### DIRECTIONS
Output all of the entries exactly as written.

### DATA ROWS

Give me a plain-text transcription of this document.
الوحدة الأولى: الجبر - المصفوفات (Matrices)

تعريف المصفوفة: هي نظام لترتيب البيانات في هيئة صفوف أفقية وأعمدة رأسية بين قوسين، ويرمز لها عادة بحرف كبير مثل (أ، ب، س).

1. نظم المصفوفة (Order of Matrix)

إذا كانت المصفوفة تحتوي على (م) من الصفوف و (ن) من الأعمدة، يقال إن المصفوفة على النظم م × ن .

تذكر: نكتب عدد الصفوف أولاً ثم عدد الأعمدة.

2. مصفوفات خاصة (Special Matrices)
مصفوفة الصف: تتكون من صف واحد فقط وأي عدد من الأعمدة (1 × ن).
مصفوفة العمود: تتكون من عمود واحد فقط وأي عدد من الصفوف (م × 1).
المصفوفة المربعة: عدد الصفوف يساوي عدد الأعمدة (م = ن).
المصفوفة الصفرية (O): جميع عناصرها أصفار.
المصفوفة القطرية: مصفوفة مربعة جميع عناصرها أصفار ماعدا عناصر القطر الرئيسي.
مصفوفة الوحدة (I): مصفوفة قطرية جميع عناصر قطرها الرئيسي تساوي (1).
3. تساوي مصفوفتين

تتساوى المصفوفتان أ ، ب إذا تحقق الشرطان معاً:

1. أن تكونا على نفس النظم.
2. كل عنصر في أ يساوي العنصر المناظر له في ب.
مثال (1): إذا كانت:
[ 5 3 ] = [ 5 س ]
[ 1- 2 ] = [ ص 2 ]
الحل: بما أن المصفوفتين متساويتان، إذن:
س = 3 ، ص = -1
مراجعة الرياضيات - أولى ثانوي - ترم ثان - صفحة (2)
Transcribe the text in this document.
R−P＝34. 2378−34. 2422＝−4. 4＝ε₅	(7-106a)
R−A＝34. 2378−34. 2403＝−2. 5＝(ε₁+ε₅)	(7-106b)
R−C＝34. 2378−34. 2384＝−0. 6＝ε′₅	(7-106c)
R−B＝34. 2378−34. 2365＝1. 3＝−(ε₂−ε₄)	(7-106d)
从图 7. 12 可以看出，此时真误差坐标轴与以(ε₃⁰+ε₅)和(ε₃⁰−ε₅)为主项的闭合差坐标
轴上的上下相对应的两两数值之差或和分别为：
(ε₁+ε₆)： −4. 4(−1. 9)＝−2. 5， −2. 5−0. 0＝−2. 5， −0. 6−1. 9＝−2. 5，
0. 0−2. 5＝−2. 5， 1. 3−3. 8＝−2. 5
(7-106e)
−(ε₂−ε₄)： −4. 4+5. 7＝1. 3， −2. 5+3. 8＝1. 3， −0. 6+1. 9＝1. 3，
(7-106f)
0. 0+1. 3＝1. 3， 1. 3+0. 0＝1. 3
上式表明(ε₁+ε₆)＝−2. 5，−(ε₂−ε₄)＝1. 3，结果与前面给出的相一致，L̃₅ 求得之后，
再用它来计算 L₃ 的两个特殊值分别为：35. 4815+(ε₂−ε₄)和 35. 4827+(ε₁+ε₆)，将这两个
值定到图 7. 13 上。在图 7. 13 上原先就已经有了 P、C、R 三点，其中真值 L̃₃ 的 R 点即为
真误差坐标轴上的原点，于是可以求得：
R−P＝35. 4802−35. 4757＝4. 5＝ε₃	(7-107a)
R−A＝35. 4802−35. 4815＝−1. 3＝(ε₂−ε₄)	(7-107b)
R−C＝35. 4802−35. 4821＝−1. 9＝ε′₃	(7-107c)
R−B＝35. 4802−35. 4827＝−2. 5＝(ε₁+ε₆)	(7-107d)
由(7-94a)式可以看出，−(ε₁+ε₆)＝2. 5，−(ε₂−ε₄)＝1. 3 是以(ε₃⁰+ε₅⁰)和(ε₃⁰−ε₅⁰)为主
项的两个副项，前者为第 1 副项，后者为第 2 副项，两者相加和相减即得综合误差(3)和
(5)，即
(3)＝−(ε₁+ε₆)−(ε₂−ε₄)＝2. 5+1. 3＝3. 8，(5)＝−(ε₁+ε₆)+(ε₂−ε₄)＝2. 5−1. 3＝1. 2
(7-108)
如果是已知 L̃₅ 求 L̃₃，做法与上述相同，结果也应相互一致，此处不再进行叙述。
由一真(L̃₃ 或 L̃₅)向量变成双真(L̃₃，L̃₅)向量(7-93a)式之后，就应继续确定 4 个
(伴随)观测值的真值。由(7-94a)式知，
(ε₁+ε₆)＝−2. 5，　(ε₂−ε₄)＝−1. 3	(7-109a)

### PROBLEM SOLUTION
Give me a plain-text transcription of this document.
الوحدة الأولى: الجبر - المصفوفات (Matrices)

تعريف المصفوفة: هي نظام لترتيب البيانات في هيئة صفوف أفقية وأعمدة رأسية بين قوسين، ويرمز لها عادة بحرف كبير مثل (أ، ب، س).

1. نظم المصفوفة (Order of Matrix)

إذا كانت المصفوفة تحتوي على (م) من الصفوف و (ن) من الأعمدة، يقال إن المصفوفة على النظم م × ن .

تذكر: نكتب عدد الصفوف أولاً ثم عدد الأعمدة.

2. مصفوفات خاصة (Special Matrices)
مصفوفة الصف: تتكون من صف واحد فقط وأي عدد من الأعمدة (1 × ن).
مصفوفة العمود: تتكون من عمود واحد فقط وأي عدد من الصفوف (م × 1).
المصفوفة المربعة: عدد الصفوف يساوي عدد الأعمدة (م = ن).
المصفوفة الصفرية (O): جميع عناصرها أصفار.
المصفوفة القطرية: مصفوفة مربعة جميع عناصرها أصفار ماعدا عناصر القطر الرئيسي.
مصفوفة الوحدة (I): مصفوفة قطرية جميع عناصر قطرها الرئيسي تساوي (1).
3. تساوي مصفوفتين

تتساوى المصفوفتان أ ، ب إذا تحقق الشرطان معاً:

1. أن تكونا على نفس النظم.
2. كل عنصر في أ يساوي العنصر المناظر له في ب.
مثال (1): إذا كانت:
[ 5 3 ] = [ 5 س ]
[ 1- 2 ] = [ ص 2 ]
الحل: بما أن المصفوفتين متساويتان، إذن:
س = 3 ، ص = -1
مراجعة الرياضيات - أولى ثانوي - ترم ثان - صفحة (2)
Transcribe the text in this document.
R−P＝34. 2378−34. 2422＝−4. 4＝ε₅	(7-106a)
R−A＝34. 2378−34. 2403＝−2. 5＝(ε₁+ε₅)	(7-106b)
R−C＝34. 2378−34. 2384＝−0. 6＝ε′₅	(7-106c)
R−B＝34. 2378−34. 2365＝1. 3＝−(ε₂−ε₄)	(7-106d)
从图 7. 12 可以看出，此时真误差坐标轴与以(ε₃⁰+ε₅)和(ε₃⁰−ε₅)为主项的闭合差坐标
轴上的上下相对应的两两数值之差或和分别为：
(ε₁+ε₆)： −4. 4(−1. 9)＝−2. 5， −2. 5−0. 0＝−2. 5， −0. 6−1. 9＝−2. 5，
0. 0−2. 5＝−2. 5， 1. 3−3. 8＝−2. 5
(7-106e)
−(ε₂−ε₄)： −4. 4+5. 7＝1. 3， −2. 5+3. 8＝1. 3， −0. 6+1. 9＝1. 3，
(7-106f)
0. 0+1. 3＝1. 3， 1. 3+0. 0＝1. 3
上式表明(ε₁+ε₆)＝−2. 5，−(ε₂−ε₄)＝1. 3，结果与前面给出的相一致，L̃₅ 求得之后，
再用它来计算 L₃ 的两个特殊值分别为：35. 4815+(ε₂−ε₄)和 35. 4827+(ε₁+ε₆)，将这两个
值定到图 7. 13 上。在图 7. 13 上原先就已经有了 P、C、R 三点，其中真值 L̃₃ 的 R 点即为
真误差坐标轴上的原点，于是可以求得：
R−P＝35. 4802−35. 4757＝4. 5＝ε₃	(7-107a)
R−A＝35. 4802−35. 4815＝−1. 3＝(ε₂−ε₄)	(7-107b)
R−C＝35. 4802−35. 4821＝−1. 9＝ε′₃	(7-107c)
R−B＝35. 4802−35. 4827＝−2. 5＝(ε₁+ε₆)	(7-107d)
由(7-94a)式可以看出，−(ε₁+ε₆)＝2. 5，−(ε₂−ε₄)＝1. 3 是以(ε₃⁰+ε₅⁰)和(ε₃⁰−ε₅⁰)为主
项的两个副项，前者为第 1 副项，后者为第 2 副项，两者相加和相减即得综合误差(3)和
(5)，即
(3)＝−(ε₁+ε₆)−(ε₂−ε₄)＝2. 5+1. 3＝3. 8，(5)＝−(ε₁+ε₆)+(ε₂−ε₄)＝2. 5−1. 3＝1. 2
(7-108)
如果是已知 L̃₅ 求 L̃₃，做法与上述相同，结果也应相互一致，此处不再进行叙述。
由一真(L̃₃ 或 L̃₅)向量变成双真(L̃₃，L̃₅)向量(7-93a)式之后，就应继续确定 4 个
(伴随)观测值的真值。由(7-94a)式知，
(ε₁+ε₆)＝−2. 5，　(ε₂−ε₄)＝−1. 3	(7-109a)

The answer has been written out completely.